* [What you should do]
What follows is a listing; give it again exactly, in its entirety.

* [Saved data entries]
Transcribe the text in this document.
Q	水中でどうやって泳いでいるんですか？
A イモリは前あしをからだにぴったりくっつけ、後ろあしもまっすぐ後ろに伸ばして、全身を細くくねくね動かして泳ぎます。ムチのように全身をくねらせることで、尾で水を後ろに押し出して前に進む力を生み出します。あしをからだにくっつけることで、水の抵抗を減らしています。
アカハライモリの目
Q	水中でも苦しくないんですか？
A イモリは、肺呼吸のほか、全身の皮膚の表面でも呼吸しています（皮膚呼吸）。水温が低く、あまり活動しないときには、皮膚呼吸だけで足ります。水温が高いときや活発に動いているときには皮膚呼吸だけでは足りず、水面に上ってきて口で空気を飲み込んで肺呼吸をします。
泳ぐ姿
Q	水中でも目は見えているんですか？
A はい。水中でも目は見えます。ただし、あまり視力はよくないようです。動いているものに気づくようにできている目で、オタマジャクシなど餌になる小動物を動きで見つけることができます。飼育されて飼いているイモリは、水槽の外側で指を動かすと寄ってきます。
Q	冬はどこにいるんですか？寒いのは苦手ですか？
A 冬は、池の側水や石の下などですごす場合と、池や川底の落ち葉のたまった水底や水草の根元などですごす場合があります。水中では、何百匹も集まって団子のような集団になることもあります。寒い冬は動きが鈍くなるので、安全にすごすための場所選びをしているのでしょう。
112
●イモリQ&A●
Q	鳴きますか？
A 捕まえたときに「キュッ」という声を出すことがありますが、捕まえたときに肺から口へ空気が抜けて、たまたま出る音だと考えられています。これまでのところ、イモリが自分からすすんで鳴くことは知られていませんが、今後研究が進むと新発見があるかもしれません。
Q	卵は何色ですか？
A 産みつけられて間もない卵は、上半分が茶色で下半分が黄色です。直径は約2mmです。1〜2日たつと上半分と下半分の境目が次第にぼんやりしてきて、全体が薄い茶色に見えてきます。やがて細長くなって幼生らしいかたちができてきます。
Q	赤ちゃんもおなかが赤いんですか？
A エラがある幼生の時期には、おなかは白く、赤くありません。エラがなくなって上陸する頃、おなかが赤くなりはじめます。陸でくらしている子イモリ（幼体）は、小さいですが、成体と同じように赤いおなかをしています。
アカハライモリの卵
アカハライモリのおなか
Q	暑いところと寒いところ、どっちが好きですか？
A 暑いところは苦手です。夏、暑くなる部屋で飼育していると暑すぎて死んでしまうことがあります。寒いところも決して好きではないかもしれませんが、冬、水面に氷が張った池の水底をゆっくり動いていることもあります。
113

* [In response]
Transcribe the text in this document.
Q	水中でどうやって泳いでいるんですか？
A イモリは前あしをからだにぴったりくっつけ、後ろあしもまっすぐ後ろに伸ばして、全身を細くくねくね動かして泳ぎます。ムチのように全身をくねらせることで、尾で水を後ろに押し出して前に進む力を生み出します。あしをからだにくっつけることで、水の抵抗を減らしています。
アカハライモリの目
Q	水中でも苦しくないんですか？
A イモリは、肺呼吸のほか、全身の皮膚の表面でも呼吸しています（皮膚呼吸）。水温が低く、あまり活動しないときには、皮膚呼吸だけで足ります。水温が高いときや活発に動いているときには皮膚呼吸だけでは足りず、水面に上ってきて口で空気を飲み込んで肺呼吸をします。
泳ぐ姿
Q	水中でも目は見えているんですか？
A はい。水中でも目は見えます。ただし、あまり視力はよくないようです。動いているものに気づくようにできている目で、オタマジャクシなど餌になる小動物を動きで見つけることができます。飼育されて飼いているイモリは、水槽の外側で指を動かすと寄ってきます。
Q	冬はどこにいるんですか？寒いのは苦手ですか？
A 冬は、池の側水や石の下などですごす場合と、池や川底の落ち葉のたまった水底や水草の根元などですごす場合があります。水中では、何百匹も集まって団子のような集団になることもあります。寒い冬は動きが鈍くなるので、安全にすごすための場所選びをしているのでしょう。
112
●イモリQ&A●
Q	鳴きますか？
A 捕まえたときに「キュッ」という声を出すことがありますが、捕まえたときに肺から口へ空気が抜けて、たまたま出る音だと考えられています。これまでのところ、イモリが自分からすすんで鳴くことは知られていませんが、今後研究が進むと新発見があるかもしれません。
Q	卵は何色ですか？
A 産みつけられて間もない卵は、上半分が茶色で下半分が黄色です。直径は約2mmです。1〜2日たつと上半分と下半分の境目が次第にぼんやりしてきて、全体が薄い茶色に見えてきます。やがて細長くなって幼生らしいかたちができてきます。
Q	赤ちゃんもおなかが赤いんですか？
A エラがある幼生の時期には、おなかは白く、赤くありません。エラがなくなって上陸する頃、おなかが赤くなりはじめます。陸でくらしている子イモリ（幼体）は、小さいですが、成体と同じように赤いおなかをしています。
アカハライモリの卵
アカハライモリのおなか
Q	暑いところと寒いところ、どっちが好きですか？
A 暑いところは苦手です。夏、暑くなる部屋で飼育していると暑すぎて死んでしまうことがあります。寒いところも決して好きではないかもしれませんが、冬、水面に氷が張った池の水底をゆっくり動いていることもあります。
113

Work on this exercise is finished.